━━━━━ Record set ━━━━━
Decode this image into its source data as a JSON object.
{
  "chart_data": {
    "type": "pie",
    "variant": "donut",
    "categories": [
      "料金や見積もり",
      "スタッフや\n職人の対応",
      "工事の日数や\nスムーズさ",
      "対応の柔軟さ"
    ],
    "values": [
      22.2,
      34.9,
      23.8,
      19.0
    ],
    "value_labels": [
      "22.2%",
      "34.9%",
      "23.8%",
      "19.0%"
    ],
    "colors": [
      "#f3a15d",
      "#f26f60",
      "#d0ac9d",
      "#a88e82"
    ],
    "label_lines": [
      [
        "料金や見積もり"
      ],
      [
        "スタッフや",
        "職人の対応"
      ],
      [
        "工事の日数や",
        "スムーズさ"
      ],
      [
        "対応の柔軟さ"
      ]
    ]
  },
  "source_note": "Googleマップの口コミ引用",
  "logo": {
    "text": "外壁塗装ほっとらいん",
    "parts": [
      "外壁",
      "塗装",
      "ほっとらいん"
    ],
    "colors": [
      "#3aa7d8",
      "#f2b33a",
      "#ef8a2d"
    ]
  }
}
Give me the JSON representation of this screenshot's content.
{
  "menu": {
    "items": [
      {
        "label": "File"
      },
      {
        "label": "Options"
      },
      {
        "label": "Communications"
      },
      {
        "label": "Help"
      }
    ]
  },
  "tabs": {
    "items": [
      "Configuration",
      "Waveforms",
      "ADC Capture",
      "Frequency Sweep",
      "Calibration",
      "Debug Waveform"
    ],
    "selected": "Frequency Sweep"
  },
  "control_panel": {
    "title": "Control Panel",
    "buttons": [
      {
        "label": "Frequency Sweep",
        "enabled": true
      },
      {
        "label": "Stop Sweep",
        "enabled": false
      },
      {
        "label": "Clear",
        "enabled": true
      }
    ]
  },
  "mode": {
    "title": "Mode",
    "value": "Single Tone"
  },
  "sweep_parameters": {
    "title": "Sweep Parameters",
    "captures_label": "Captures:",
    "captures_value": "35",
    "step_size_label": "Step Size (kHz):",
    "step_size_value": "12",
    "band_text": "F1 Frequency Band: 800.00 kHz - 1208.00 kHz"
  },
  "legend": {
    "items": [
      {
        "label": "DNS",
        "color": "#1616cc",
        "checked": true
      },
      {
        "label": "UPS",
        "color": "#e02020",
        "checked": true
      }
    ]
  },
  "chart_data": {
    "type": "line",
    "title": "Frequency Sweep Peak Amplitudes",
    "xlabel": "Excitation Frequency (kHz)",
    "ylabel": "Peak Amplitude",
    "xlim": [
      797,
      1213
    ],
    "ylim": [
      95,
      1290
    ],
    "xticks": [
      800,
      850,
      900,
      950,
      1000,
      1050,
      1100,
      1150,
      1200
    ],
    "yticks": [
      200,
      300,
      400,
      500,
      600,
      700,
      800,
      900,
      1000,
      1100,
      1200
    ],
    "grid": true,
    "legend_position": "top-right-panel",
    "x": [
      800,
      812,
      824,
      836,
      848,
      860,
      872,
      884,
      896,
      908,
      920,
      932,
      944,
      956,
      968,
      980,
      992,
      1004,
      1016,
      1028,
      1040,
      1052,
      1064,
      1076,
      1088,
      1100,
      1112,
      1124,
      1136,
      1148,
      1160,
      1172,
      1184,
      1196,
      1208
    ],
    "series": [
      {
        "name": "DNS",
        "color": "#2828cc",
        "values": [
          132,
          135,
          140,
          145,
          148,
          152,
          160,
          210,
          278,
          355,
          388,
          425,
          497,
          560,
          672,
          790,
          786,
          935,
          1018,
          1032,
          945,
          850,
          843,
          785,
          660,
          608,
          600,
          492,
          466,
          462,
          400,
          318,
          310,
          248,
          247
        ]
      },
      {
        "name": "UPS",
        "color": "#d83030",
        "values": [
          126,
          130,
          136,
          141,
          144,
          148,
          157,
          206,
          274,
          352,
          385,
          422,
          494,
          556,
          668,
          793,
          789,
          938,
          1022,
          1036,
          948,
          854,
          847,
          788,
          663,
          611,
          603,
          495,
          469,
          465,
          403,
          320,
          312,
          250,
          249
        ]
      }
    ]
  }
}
━━━━━
Short exercise: Output the data above exactly, please, line for line.

Final result:
Decode this image into its source data as a JSON object.
{
  "chart_data": {
    "type": "pie",
    "variant": "donut",
    "categories": [
      "料金や見積もり",
      "スタッフや\n職人の対応",
      "工事の日数や\nスムーズさ",
      "対応の柔軟さ"
    ],
    "values": [
      22.2,
      34.9,
      23.8,
      19.0
    ],
    "value_labels": [
      "22.2%",
      "34.9%",
      "23.8%",
      "19.0%"
    ],
    "colors": [
      "#f3a15d",
      "#f26f60",
      "#d0ac9d",
      "#a88e82"
    ],
    "label_lines": [
      [
        "料金や見積もり"
      ],
      [
        "スタッフや",
        "職人の対応"
      ],
      [
        "工事の日数や",
        "スムーズさ"
      ],
      [
        "対応の柔軟さ"
      ]
    ]
  },
  "source_note": "Googleマップの口コミ引用",
  "logo": {
    "text": "外壁塗装ほっとらいん",
    "parts": [
      "外壁",
      "塗装",
      "ほっとらいん"
    ],
    "colors": [
      "#3aa7d8",
      "#f2b33a",
      "#ef8a2d"
    ]
  }
}
Give me the JSON representation of this screenshot's content.
{
  "menu": {
    "items": [
      {
        "label": "File"
      },
      {
        "label": "Options"
      },
      {
        "label": "Communications"
      },
      {
        "label": "Help"
      }
    ]
  },
  "tabs": {
    "items": [
      "Configuration",
      "Waveforms",
      "ADC Capture",
      "Frequency Sweep",
      "Calibration",
      "Debug Waveform"
    ],
    "selected": "Frequency Sweep"
  },
  "control_panel": {
    "title": "Control Panel",
    "buttons": [
      {
        "label": "Frequency Sweep",
        "enabled": true
      },
      {
        "label": "Stop Sweep",
        "enabled": false
      },
      {
        "label": "Clear",
        "enabled": true
      }
    ]
  },
  "mode": {
    "title": "Mode",
    "value": "Single Tone"
  },
  "sweep_parameters": {
    "title": "Sweep Parameters",
    "captures_label": "Captures:",
    "captures_value": "35",
    "step_size_label": "Step Size (kHz):",
    "step_size_value": "12",
    "band_text": "F1 Frequency Band: 800.00 kHz - 1208.00 kHz"
  },
  "legend": {
    "items": [
      {
        "label": "DNS",
        "color": "#1616cc",
        "checked": true
      },
      {
        "label": "UPS",
        "color": "#e02020",
        "checked": true
      }
    ]
  },
  "chart_data": {
    "type": "line",
    "title": "Frequency Sweep Peak Amplitudes",
    "xlabel": "Excitation Frequency (kHz)",
    "ylabel": "Peak Amplitude",
    "xlim": [
      797,
      1213
    ],
    "ylim": [
      95,
      1290
    ],
    "xticks": [
      800,
      850,
      900,
      950,
      1000,
      1050,
      1100,
      1150,
      1200
    ],
    "yticks": [
      200,
      300,
      400,
      500,
      600,
      700,
      800,
      900,
      1000,
      1100,
      1200
    ],
    "grid": true,
    "legend_position": "top-right-panel",
    "x": [
      800,
      812,
      824,
      836,
      848,
      860,
      872,
      884,
      896,
      908,
      920,
      932,
      944,
      956,
      968,
      980,
      992,
      1004,
      1016,
      1028,
      1040,
      1052,
      1064,
      1076,
      1088,
      1100,
      1112,
      1124,
      1136,
      1148,
      1160,
      1172,
      1184,
      1196,
      1208
    ],
    "series": [
      {
        "name": "DNS",
        "color": "#2828cc",
        "values": [
          132,
          135,
          140,
          145,
          148,
          152,
          160,
          210,
          278,
          355,
          388,
          425,
          497,
          560,
          672,
          790,
          786,
          935,
          1018,
          1032,
          945,
          850,
          843,
          785,
          660,
          608,
          600,
          492,
          466,
          462,
          400,
          318,
          310,
          248,
          247
        ]
      },
      {
        "name": "UPS",
        "color": "#d83030",
        "values": [
          126,
          130,
          136,
          141,
          144,
          148,
          157,
          206,
          274,
          352,
          385,
          422,
          494,
          556,
          668,
          793,
          789,
          938,
          1022,
          1036,
          948,
          854,
          847,
          788,
          663,
          611,
          603,
          495,
          469,
          465,
          403,
          320,
          312,
          250,
          249
        ]
      }
    ]
  }
}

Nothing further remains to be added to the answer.